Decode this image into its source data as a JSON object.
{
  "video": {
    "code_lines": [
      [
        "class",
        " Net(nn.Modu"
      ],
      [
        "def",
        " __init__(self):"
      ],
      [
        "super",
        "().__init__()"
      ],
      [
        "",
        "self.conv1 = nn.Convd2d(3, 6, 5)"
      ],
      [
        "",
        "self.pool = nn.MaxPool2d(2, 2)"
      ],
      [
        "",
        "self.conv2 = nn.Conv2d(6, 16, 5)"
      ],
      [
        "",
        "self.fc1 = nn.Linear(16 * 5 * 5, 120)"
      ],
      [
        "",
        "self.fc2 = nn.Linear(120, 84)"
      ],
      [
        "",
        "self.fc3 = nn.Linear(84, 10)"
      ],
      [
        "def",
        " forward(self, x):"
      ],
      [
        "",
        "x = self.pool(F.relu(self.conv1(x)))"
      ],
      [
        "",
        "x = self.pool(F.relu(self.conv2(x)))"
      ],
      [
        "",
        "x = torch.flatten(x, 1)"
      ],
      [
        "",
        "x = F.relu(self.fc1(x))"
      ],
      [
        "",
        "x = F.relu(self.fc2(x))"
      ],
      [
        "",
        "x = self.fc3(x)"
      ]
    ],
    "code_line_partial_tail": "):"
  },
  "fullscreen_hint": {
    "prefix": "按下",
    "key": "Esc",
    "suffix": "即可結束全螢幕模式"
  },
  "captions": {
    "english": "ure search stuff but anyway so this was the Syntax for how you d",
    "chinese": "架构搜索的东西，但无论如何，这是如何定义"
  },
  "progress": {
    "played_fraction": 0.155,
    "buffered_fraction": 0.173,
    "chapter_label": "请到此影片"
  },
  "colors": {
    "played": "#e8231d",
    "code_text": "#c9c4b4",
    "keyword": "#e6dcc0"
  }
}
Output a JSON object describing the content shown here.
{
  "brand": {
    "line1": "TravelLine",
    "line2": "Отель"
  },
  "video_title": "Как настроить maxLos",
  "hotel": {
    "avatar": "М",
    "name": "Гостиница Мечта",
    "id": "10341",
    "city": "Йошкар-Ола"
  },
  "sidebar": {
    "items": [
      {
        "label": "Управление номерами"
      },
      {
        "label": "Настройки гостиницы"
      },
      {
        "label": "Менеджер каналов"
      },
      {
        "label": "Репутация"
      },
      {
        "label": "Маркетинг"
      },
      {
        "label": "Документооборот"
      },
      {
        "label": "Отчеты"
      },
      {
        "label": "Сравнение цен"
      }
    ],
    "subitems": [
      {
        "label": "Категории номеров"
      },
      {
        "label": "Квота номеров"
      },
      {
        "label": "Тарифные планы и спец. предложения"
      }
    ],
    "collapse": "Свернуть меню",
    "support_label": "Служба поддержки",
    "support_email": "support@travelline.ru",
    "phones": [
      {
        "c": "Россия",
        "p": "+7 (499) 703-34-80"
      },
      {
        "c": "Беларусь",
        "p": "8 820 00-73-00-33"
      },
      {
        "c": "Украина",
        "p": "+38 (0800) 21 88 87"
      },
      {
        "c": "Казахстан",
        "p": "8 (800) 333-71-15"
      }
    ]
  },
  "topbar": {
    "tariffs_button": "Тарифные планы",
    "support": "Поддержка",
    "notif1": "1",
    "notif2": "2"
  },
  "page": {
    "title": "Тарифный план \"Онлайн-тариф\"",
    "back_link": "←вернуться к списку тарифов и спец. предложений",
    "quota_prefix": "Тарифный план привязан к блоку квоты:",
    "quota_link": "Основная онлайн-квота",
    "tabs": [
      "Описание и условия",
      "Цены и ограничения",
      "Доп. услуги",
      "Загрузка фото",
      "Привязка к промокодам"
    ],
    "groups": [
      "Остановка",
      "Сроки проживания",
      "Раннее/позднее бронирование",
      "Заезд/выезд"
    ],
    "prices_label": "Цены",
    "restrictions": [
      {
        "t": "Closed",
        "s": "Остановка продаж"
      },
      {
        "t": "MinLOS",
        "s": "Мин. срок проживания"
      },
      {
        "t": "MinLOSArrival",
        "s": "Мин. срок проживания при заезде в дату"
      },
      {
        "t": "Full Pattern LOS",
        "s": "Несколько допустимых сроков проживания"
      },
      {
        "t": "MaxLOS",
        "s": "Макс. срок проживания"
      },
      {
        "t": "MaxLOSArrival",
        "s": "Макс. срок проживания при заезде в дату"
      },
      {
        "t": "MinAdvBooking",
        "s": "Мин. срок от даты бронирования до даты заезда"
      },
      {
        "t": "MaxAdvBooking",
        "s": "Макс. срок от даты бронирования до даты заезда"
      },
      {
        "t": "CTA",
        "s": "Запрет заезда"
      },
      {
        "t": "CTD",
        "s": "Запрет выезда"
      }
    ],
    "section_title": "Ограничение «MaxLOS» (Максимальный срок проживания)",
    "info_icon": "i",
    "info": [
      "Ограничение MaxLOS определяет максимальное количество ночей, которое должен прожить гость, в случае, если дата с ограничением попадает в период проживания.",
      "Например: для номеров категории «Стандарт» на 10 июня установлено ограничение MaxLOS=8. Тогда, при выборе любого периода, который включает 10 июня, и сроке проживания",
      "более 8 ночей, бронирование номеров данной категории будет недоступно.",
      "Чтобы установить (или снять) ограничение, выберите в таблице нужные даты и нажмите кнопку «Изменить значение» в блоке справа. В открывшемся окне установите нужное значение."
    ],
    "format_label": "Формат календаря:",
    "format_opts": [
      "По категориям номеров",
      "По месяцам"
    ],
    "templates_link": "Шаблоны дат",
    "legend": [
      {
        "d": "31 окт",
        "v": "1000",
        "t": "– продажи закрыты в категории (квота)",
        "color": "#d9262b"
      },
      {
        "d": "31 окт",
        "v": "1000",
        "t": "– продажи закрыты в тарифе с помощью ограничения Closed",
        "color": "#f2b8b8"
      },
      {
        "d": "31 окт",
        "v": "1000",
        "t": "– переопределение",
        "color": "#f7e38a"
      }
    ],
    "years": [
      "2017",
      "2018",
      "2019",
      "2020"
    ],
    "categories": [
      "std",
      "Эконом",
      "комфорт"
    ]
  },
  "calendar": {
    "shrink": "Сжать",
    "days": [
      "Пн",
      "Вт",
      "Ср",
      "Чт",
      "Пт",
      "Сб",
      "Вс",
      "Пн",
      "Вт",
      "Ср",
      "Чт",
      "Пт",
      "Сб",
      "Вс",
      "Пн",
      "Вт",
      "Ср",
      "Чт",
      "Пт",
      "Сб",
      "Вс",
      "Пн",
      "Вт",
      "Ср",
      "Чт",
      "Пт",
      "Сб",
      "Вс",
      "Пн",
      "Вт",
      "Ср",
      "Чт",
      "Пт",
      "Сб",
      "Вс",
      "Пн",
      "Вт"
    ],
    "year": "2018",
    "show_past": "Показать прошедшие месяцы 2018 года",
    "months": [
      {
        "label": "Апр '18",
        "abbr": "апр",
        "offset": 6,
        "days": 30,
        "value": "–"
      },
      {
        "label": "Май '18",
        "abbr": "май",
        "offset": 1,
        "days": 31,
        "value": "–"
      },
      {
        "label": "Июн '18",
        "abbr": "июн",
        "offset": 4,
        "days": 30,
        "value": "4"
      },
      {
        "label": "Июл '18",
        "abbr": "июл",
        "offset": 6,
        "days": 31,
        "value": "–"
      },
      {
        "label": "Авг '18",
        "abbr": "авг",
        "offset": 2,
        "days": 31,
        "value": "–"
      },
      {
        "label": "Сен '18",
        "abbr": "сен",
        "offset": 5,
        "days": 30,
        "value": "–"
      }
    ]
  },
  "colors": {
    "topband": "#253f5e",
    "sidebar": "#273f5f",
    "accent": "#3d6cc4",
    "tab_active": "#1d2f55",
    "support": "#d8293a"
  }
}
══════════════════════════════
▸ **EXERCISE DIRECTIONS**: Each line of the listing above should be output exactly.

▸ **FINAL RESULT**:
Decode this image into its source data as a JSON object.
{
  "video": {
    "code_lines": [
      [
        "class",
        " Net(nn.Modu"
      ],
      [
        "def",
        " __init__(self):"
      ],
      [
        "super",
        "().__init__()"
      ],
      [
        "",
        "self.conv1 = nn.Convd2d(3, 6, 5)"
      ],
      [
        "",
        "self.pool = nn.MaxPool2d(2, 2)"
      ],
      [
        "",
        "self.conv2 = nn.Conv2d(6, 16, 5)"
      ],
      [
        "",
        "self.fc1 = nn.Linear(16 * 5 * 5, 120)"
      ],
      [
        "",
        "self.fc2 = nn.Linear(120, 84)"
      ],
      [
        "",
        "self.fc3 = nn.Linear(84, 10)"
      ],
      [
        "def",
        " forward(self, x):"
      ],
      [
        "",
        "x = self.pool(F.relu(self.conv1(x)))"
      ],
      [
        "",
        "x = self.pool(F.relu(self.conv2(x)))"
      ],
      [
        "",
        "x = torch.flatten(x, 1)"
      ],
      [
        "",
        "x = F.relu(self.fc1(x))"
      ],
      [
        "",
        "x = F.relu(self.fc2(x))"
      ],
      [
        "",
        "x = self.fc3(x)"
      ]
    ],
    "code_line_partial_tail": "):"
  },
  "fullscreen_hint": {
    "prefix": "按下",
    "key": "Esc",
    "suffix": "即可結束全螢幕模式"
  },
  "captions": {
    "english": "ure search stuff but anyway so this was the Syntax for how you d",
    "chinese": "架构搜索的东西，但无论如何，这是如何定义"
  },
  "progress": {
    "played_fraction": 0.155,
    "buffered_fraction": 0.173,
    "chapter_label": "请到此影片"
  },
  "colors": {
    "played": "#e8231d",
    "code_text": "#c9c4b4",
    "keyword": "#e6dcc0"
  }
}
Output a JSON object describing the content shown here.
{
  "brand": {
    "line1": "TravelLine",
    "line2": "Отель"
  },
  "video_title": "Как настроить maxLos",
  "hotel": {
    "avatar": "М",
    "name": "Гостиница Мечта",
    "id": "10341",
    "city": "Йошкар-Ола"
  },
  "sidebar": {
    "items": [
      {
        "label": "Управление номерами"
      },
      {
        "label": "Настройки гостиницы"
      },
      {
        "label": "Менеджер каналов"
      },
      {
        "label": "Репутация"
      },
      {
        "label": "Маркетинг"
      },
      {
        "label": "Документооборот"
      },
      {
        "label": "Отчеты"
      },
      {
        "label": "Сравнение цен"
      }
    ],
    "subitems": [
      {
        "label": "Категории номеров"
      },
      {
        "label": "Квота номеров"
      },
      {
        "label": "Тарифные планы и спец. предложения"
      }
    ],
    "collapse": "Свернуть меню",
    "support_label": "Служба поддержки",
    "support_email": "support@travelline.ru",
    "phones": [
      {
        "c": "Россия",
        "p": "+7 (499) 703-34-80"
      },
      {
        "c": "Беларусь",
        "p": "8 820 00-73-00-33"
      },
      {
        "c": "Украина",
        "p": "+38 (0800) 21 88 87"
      },
      {
        "c": "Казахстан",
        "p": "8 (800) 333-71-15"
      }
    ]
  },
  "topbar": {
    "tariffs_button": "Тарифные планы",
    "support": "Поддержка",
    "notif1": "1",
    "notif2": "2"
  },
  "page": {
    "title": "Тарифный план \"Онлайн-тариф\"",
    "back_link": "←вернуться к списку тарифов и спец. предложений",
    "quota_prefix": "Тарифный план привязан к блоку квоты:",
    "quota_link": "Основная онлайн-квота",
    "tabs": [
      "Описание и условия",
      "Цены и ограничения",
      "Доп. услуги",
      "Загрузка фото",
      "Привязка к промокодам"
    ],
    "groups": [
      "Остановка",
      "Сроки проживания",
      "Раннее/позднее бронирование",
      "Заезд/выезд"
    ],
    "prices_label": "Цены",
    "restrictions": [
      {
        "t": "Closed",
        "s": "Остановка продаж"
      },
      {
        "t": "MinLOS",
        "s": "Мин. срок проживания"
      },
      {
        "t": "MinLOSArrival",
        "s": "Мин. срок проживания при заезде в дату"
      },
      {
        "t": "Full Pattern LOS",
        "s": "Несколько допустимых сроков проживания"
      },
      {
        "t": "MaxLOS",
        "s": "Макс. срок проживания"
      },
      {
        "t": "MaxLOSArrival",
        "s": "Макс. срок проживания при заезде в дату"
      },
      {
        "t": "MinAdvBooking",
        "s": "Мин. срок от даты бронирования до даты заезда"
      },
      {
        "t": "MaxAdvBooking",
        "s": "Макс. срок от даты бронирования до даты заезда"
      },
      {
        "t": "CTA",
        "s": "Запрет заезда"
      },
      {
        "t": "CTD",
        "s": "Запрет выезда"
      }
    ],
    "section_title": "Ограничение «MaxLOS» (Максимальный срок проживания)",
    "info_icon": "i",
    "info": [
      "Ограничение MaxLOS определяет максимальное количество ночей, которое должен прожить гость, в случае, если дата с ограничением попадает в период проживания.",
      "Например: для номеров категории «Стандарт» на 10 июня установлено ограничение MaxLOS=8. Тогда, при выборе любого периода, который включает 10 июня, и сроке проживания",
      "более 8 ночей, бронирование номеров данной категории будет недоступно.",
      "Чтобы установить (или снять) ограничение, выберите в таблице нужные даты и нажмите кнопку «Изменить значение» в блоке справа. В открывшемся окне установите нужное значение."
    ],
    "format_label": "Формат календаря:",
    "format_opts": [
      "По категориям номеров",
      "По месяцам"
    ],
    "templates_link": "Шаблоны дат",
    "legend": [
      {
        "d": "31 окт",
        "v": "1000",
        "t": "– продажи закрыты в категории (квота)",
        "color": "#d9262b"
      },
      {
        "d": "31 окт",
        "v": "1000",
        "t": "– продажи закрыты в тарифе с помощью ограничения Closed",
        "color": "#f2b8b8"
      },
      {
        "d": "31 окт",
        "v": "1000",
        "t": "– переопределение",
        "color": "#f7e38a"
      }
    ],
    "years": [
      "2017",
      "2018",
      "2019",
      "2020"
    ],
    "categories": [
      "std",
      "Эконом",
      "комфорт"
    ]
  },
  "calendar": {
    "shrink": "Сжать",
    "days": [
      "Пн",
      "Вт",
      "Ср",
      "Чт",
      "Пт",
      "Сб",
      "Вс",
      "Пн",
      "Вт",
      "Ср",
      "Чт",
      "Пт",
      "Сб",
      "Вс",
      "Пн",
      "Вт",
      "Ср",
      "Чт",
      "Пт",
      "Сб",
      "Вс",
      "Пн",
      "Вт",
      "Ср",
      "Чт",
      "Пт",
      "Сб",
      "Вс",
      "Пн",
      "Вт",
      "Ср",
      "Чт",
      "Пт",
      "Сб",
      "Вс",
      "Пн",
      "Вт"
    ],
    "year": "2018",
    "show_past": "Показать прошедшие месяцы 2018 года",
    "months": [
      {
        "label": "Апр '18",
        "abbr": "апр",
        "offset": 6,
        "days": 30,
        "value": "–"
      },
      {
        "label": "Май '18",
        "abbr": "май",
        "offset": 1,
        "days": 31,
        "value": "–"
      },
      {
        "label": "Июн '18",
        "abbr": "июн",
        "offset": 4,
        "days": 30,
        "value": "4"
      },
      {
        "label": "Июл '18",
        "abbr": "июл",
        "offset": 6,
        "days": 31,
        "value": "–"
      },
      {
        "label": "Авг '18",
        "abbr": "авг",
        "offset": 2,
        "days": 31,
        "value": "–"
      },
      {
        "label": "Сен '18",
        "abbr": "сен",
        "offset": 5,
        "days": 30,
        "value": "–"
      }
    ]
  },
  "colors": {
    "topband": "#253f5e",
    "sidebar": "#273f5f",
    "accent": "#3d6cc4",
    "tab_active": "#1d2f55",
    "support": "#d8293a"
  }
}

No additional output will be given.